--- WRITTEN TASK ---
Check each line of the listing, and copy it if it contains the word "fading".

--- RECORDED DATA ---
--

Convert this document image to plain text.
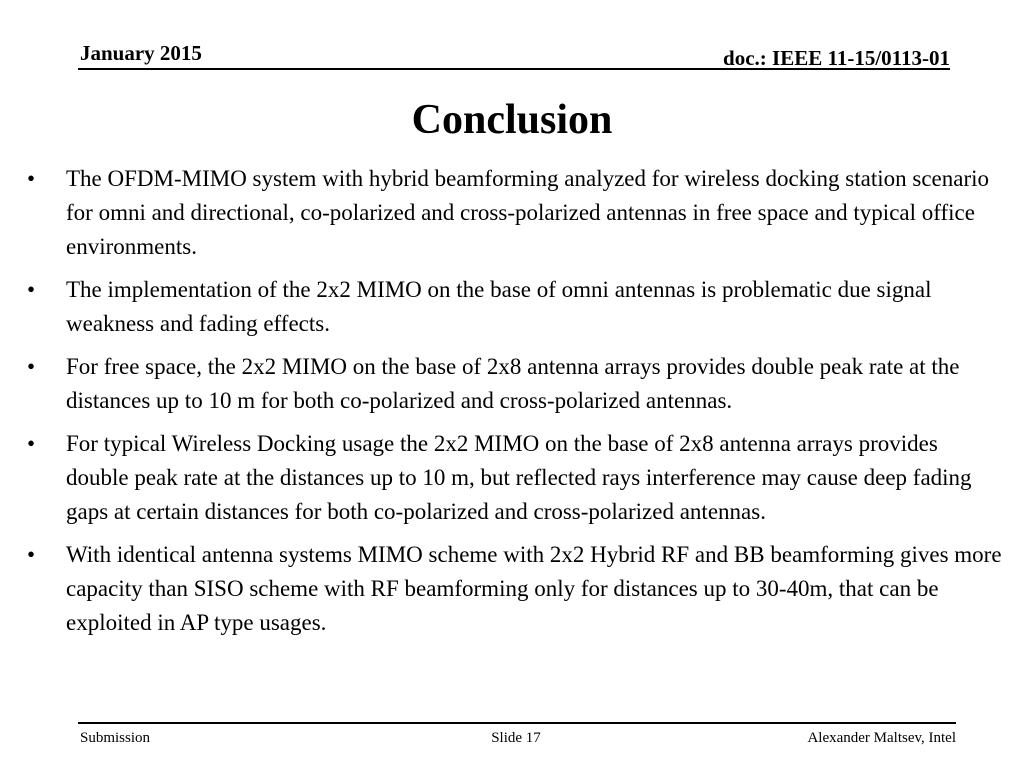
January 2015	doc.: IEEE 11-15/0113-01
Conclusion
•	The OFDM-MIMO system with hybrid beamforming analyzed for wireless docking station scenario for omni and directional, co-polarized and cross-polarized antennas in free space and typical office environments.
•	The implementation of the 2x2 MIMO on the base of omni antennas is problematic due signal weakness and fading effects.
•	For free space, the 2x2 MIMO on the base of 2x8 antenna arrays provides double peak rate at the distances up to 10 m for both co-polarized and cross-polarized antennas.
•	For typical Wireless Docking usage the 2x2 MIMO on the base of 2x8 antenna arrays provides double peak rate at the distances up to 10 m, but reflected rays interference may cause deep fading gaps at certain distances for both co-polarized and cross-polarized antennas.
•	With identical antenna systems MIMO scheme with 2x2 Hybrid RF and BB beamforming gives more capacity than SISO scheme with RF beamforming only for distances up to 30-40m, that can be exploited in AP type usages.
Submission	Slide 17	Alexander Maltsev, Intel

--

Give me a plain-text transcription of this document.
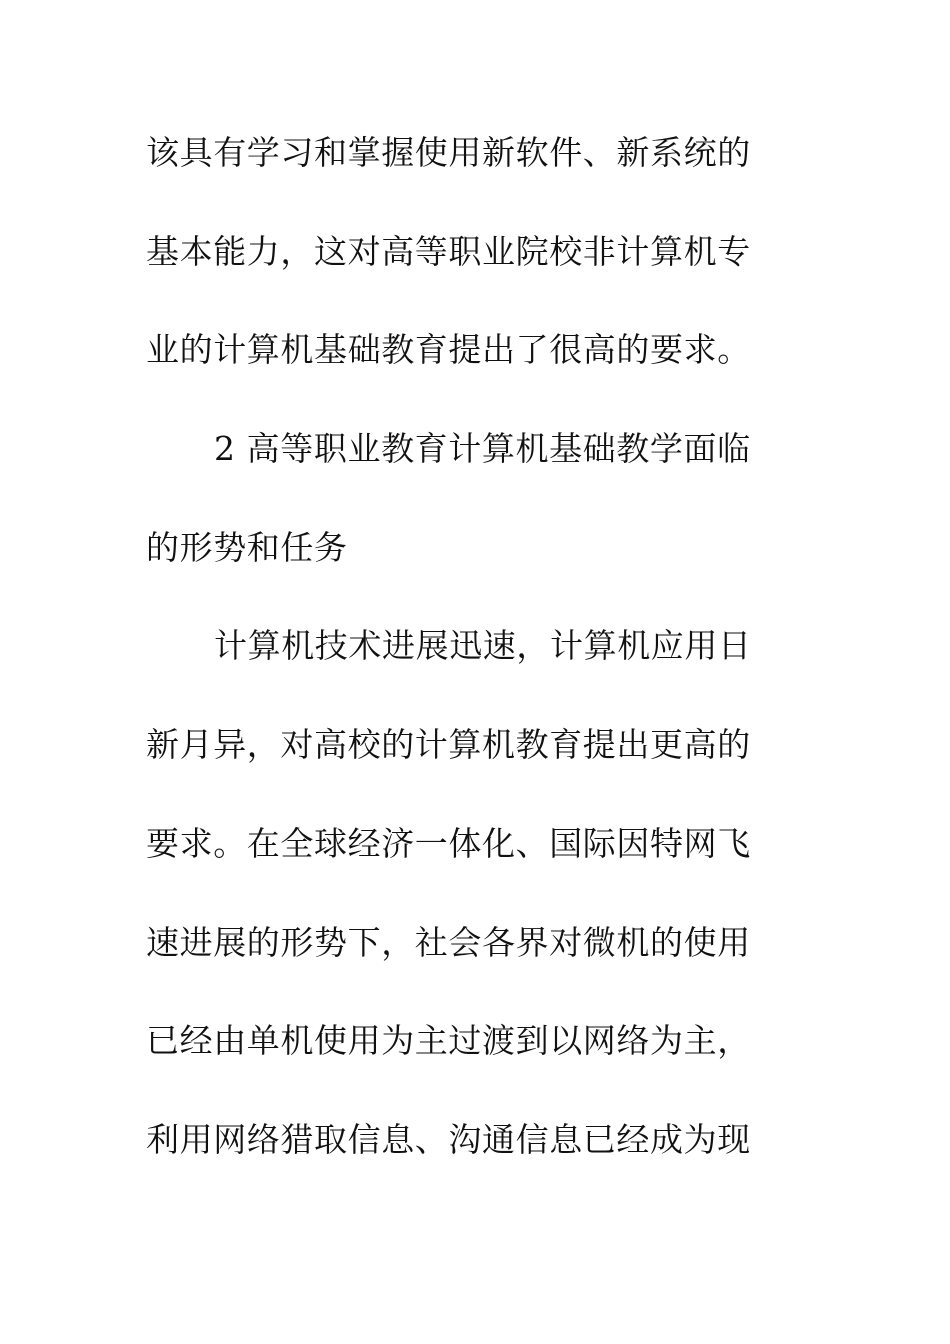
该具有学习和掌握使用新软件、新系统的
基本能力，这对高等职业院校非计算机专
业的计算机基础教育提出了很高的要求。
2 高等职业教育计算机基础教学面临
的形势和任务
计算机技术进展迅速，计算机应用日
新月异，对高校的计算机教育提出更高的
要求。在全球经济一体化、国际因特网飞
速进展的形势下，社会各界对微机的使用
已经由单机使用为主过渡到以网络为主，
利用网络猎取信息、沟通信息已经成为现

--

--- CORRECT ANSWER ---
•	The implementation of the 2x2 MIMO on the base of omni antennas is problematic due signal weakness and fading effects.
•	For typical Wireless Docking usage the 2x2 MIMO on the base of 2x8 antenna arrays provides double peak rate at the distances up to 10 m, but reflected rays interference may cause deep fading gaps at certain distances for both co-polarized and cross-polarized antennas.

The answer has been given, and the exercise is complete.